- SELECTION -
-------
In particular, as shown in FIG. 2, the location services game engine 100 interfaces to the subscriber wireless devices (participants in the game) on their respective wireless carrier network with two components: a Request Broker 210 and a Response Broker 212. Each component listens on its own respective thread for incoming requests to pass on to the Instance Manager 200 or for updates from a Game Instance within the location services game engine 100 to pass on to the subscriber wireless device 181. The Instance Manager 200 determines the correct game instance for the request and sends the request to the appropriate Game Instance Interface 230 within the game instance 100 depending on the request type. The game instance processes the request, which may be an actual game operation (transaction) or a simple update to the GUI with nothing else having changed other than one or more of the player wireless device's location. In all cases the GUI Server delivers the outbound message back to the subscriber 181, sending updated location information, plus recent game engine transactions, if any, back to the subscriber 181. The Instance Manager 200 makes requests and receives responses, over the Internet, to Location Based Services (LBS) 150. The Instance Manager 200 tracks the location of all subscribers regardless of their activity in one or more game instances. Game instances receive the Location of players from the Instance Manager 200, which sends the location information to the Game Instance within the location services game engine 100 using the Administrative Interface. Each of the Game Instance Interfaces 230 listens on its own thread. The Game Operation Interface 230 and Administrative Interface 240 process requests that affect the internal data state of the Game Instance, that is, these interfaces will always execute (pending failure or error condition) transactions against one of the data stores contained with the Game Instance. Both the Game Operation Interface 230 and Administrative Interface 240, upon completion of their processing and transaction, send a notification to the GUI server, which in turn prepares and sends a response to the subscriber to be rendered on their mobile device 181.
-------
- EXCERPTED RECORDS -
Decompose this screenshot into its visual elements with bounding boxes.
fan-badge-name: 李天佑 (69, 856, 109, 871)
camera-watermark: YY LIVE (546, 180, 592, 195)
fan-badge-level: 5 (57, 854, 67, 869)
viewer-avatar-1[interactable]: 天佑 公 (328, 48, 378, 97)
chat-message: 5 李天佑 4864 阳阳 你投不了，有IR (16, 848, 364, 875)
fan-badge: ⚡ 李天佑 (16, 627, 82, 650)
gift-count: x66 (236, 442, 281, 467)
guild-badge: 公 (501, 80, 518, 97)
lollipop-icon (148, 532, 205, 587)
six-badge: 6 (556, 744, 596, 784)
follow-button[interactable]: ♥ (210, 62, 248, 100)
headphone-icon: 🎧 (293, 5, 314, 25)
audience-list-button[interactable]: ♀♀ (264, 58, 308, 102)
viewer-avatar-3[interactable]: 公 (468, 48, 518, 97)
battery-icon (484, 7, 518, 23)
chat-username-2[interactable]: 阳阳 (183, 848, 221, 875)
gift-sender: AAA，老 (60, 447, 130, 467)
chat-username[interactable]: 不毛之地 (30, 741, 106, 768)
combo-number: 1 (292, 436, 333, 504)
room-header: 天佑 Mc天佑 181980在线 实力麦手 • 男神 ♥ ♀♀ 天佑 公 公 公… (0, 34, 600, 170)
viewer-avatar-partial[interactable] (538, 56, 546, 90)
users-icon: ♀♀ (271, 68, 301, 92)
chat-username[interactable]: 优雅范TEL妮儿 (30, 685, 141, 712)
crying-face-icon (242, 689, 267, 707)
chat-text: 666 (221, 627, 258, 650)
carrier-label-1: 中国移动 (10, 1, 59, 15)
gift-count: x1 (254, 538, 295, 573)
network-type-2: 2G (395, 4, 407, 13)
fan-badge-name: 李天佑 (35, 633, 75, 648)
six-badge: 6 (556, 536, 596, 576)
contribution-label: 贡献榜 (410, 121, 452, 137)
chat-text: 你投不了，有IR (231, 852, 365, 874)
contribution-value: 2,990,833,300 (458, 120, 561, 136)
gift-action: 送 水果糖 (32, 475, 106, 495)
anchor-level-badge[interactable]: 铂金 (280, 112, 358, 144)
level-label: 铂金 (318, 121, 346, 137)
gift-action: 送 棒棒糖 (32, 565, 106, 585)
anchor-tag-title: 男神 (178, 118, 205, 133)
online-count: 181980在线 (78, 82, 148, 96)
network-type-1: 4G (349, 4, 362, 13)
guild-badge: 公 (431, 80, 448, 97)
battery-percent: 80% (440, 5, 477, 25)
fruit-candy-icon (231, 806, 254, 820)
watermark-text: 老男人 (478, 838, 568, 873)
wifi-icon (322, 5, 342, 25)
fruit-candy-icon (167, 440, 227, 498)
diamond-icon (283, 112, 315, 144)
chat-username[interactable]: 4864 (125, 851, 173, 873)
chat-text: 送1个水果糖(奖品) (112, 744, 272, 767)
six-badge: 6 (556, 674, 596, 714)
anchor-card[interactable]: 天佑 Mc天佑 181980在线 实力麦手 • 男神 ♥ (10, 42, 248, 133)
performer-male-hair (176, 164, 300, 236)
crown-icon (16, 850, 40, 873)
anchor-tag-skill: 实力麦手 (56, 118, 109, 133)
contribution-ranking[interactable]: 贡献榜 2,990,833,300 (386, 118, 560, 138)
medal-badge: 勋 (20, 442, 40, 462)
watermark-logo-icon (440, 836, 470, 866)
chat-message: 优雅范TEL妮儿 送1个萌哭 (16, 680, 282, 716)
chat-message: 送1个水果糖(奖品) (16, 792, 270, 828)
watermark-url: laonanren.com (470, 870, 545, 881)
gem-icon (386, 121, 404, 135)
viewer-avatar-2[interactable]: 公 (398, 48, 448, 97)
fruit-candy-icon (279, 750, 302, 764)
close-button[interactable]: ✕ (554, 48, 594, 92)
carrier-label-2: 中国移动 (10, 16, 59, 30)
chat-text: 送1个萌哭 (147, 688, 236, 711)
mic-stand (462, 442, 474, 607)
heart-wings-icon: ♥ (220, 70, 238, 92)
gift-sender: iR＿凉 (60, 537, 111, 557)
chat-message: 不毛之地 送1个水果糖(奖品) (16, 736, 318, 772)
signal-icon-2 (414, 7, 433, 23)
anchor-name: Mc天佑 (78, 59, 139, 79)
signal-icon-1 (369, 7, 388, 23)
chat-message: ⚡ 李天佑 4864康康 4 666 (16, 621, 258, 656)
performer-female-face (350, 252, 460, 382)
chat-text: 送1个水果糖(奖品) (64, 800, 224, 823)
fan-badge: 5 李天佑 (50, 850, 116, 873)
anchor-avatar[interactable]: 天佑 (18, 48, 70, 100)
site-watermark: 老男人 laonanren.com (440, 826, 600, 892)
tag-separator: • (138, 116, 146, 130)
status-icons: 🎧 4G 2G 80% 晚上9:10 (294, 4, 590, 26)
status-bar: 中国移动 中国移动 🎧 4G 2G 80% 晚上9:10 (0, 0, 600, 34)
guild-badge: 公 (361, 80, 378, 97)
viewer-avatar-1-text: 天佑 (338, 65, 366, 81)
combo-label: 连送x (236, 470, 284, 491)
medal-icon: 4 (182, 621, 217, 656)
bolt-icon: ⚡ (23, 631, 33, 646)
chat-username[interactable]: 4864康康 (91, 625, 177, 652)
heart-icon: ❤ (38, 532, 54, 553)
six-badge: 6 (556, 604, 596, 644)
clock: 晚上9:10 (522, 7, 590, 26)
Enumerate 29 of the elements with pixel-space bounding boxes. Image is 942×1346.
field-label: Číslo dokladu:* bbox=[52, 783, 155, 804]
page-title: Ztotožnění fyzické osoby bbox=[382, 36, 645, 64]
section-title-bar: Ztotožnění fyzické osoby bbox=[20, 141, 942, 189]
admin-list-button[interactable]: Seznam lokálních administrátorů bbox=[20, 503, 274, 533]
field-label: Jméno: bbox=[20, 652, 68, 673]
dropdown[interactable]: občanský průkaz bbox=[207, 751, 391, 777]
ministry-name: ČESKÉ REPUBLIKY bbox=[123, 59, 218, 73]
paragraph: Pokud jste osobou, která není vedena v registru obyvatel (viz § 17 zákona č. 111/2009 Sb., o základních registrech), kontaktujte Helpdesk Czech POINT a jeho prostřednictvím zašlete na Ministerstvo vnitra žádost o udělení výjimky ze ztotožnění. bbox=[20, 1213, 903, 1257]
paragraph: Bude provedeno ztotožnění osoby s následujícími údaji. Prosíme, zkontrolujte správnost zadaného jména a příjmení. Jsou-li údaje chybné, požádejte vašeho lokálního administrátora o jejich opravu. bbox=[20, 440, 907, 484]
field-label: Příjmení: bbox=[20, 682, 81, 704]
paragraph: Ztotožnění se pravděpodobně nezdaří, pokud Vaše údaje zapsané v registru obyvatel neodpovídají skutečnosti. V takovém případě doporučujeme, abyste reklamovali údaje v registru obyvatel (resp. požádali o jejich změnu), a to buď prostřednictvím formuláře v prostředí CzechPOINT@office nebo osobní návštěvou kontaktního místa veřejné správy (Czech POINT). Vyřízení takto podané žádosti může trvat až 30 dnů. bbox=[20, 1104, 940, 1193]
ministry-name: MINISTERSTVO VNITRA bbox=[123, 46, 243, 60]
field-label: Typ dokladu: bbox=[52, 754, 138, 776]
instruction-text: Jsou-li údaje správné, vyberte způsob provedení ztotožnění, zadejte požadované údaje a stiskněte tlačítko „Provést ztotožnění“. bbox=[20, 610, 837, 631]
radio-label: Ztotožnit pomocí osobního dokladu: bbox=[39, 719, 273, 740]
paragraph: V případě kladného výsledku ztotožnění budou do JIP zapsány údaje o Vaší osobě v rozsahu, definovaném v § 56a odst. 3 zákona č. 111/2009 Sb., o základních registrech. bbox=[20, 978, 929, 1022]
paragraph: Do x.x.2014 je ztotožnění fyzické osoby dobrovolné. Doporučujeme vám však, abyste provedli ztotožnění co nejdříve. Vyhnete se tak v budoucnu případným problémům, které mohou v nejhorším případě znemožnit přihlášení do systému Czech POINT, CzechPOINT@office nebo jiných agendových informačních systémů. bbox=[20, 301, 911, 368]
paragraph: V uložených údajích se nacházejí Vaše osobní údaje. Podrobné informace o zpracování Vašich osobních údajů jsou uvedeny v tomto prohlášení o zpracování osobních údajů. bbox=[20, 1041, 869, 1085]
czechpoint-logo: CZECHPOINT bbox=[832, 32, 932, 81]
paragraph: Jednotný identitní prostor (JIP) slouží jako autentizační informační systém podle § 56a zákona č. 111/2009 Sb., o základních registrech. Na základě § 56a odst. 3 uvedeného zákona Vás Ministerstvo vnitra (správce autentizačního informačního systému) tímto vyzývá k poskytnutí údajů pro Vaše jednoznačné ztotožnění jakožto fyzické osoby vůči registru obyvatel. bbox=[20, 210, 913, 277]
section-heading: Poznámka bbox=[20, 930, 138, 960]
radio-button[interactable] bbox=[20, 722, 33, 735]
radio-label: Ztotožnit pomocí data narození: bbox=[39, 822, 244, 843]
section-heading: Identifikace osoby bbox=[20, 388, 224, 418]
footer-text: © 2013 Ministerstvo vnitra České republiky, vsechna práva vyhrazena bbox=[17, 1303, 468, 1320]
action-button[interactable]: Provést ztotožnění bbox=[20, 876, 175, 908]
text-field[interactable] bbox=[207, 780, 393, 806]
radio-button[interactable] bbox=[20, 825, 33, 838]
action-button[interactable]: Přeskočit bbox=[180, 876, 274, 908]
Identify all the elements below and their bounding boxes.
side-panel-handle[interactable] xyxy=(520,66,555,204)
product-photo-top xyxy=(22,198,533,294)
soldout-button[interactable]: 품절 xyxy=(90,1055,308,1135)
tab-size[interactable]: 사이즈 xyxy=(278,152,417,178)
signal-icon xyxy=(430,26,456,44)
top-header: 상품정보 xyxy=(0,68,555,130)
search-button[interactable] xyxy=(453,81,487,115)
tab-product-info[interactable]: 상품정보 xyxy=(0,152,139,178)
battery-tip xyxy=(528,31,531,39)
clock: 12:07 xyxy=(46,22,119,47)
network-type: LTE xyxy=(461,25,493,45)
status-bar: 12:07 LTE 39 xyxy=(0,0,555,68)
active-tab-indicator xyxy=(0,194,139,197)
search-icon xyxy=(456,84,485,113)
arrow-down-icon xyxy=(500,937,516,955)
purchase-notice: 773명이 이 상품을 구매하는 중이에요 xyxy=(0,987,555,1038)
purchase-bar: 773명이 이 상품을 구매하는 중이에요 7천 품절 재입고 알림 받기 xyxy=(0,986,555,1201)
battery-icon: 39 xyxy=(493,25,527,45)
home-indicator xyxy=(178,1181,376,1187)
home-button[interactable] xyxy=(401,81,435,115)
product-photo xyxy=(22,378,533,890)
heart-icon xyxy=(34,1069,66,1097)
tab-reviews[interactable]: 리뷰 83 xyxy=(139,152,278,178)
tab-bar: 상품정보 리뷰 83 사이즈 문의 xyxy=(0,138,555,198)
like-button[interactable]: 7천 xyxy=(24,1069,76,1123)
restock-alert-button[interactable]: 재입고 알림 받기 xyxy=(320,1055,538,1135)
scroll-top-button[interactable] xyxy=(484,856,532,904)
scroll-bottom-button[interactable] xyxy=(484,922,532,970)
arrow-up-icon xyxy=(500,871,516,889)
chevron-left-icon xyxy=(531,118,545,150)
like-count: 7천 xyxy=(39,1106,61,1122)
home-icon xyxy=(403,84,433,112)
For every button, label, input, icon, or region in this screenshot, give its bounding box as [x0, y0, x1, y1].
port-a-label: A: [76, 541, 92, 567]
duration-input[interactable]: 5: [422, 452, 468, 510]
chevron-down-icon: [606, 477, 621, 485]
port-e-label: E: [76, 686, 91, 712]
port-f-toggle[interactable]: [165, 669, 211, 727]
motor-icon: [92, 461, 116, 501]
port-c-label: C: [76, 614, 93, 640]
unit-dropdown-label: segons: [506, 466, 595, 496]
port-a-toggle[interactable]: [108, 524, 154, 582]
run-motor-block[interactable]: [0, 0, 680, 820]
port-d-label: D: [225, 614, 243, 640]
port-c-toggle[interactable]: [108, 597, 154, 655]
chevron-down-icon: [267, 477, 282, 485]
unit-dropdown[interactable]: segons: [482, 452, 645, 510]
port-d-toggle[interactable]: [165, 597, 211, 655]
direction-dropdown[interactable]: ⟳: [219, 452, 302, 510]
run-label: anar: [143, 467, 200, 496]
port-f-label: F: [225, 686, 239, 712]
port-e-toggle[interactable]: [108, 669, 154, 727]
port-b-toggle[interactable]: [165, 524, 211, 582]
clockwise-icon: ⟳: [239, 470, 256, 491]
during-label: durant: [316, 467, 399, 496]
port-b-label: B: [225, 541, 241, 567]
-------
- PROBLEM TO WORK ON -
Return the full passage on the location services game engine above, word for word.

- TASK OUTPUT -
In particular, as shown in FIG. 2, the location services game engine 100 interfaces to the subscriber wireless devices (participants in the game) on their respective wireless carrier network with two components: a Request Broker 210 and a Response Broker 212. Each component listens on its own respective thread for incoming requests to pass on to the Instance Manager 200 or for updates from a Game Instance within the location services game engine 100 to pass on to the subscriber wireless device 181. The Instance Manager 200 determines the correct game instance for the request and sends the request to the appropriate Game Instance Interface 230 within the game instance 100 depending on the request type. The game instance processes the request, which may be an actual game operation (transaction) or a simple update to the GUI with nothing else having changed other than one or more of the player wireless device's location. In all cases the GUI Server delivers the outbound message back to the subscriber 181, sending updated location information, plus recent game engine transactions, if any, back to the subscriber 181. The Instance Manager 200 makes requests and receives responses, over the Internet, to Location Based Services (LBS) 150. The Instance Manager 200 tracks the location of all subscribers regardless of their activity in one or more game instances. Game instances receive the Location of players from the Instance Manager 200, which sends the location information to the Game Instance within the location services game engine 100 using the Administrative Interface. Each of the Game Instance Interfaces 230 listens on its own thread. The Game Operation Interface 230 and Administrative Interface 240 process requests that affect the internal data state of the Game Instance, that is, these interfaces will always execute (pending failure or error condition) transactions against one of the data stores contained with the Game Instance. Both the Game Operation Interface 230 and Administrative Interface 240, upon completion of their processing and transaction, send a notification to the GUI server, which in turn prepares and sends a response to the subscriber to be rendered on their mobile device 181.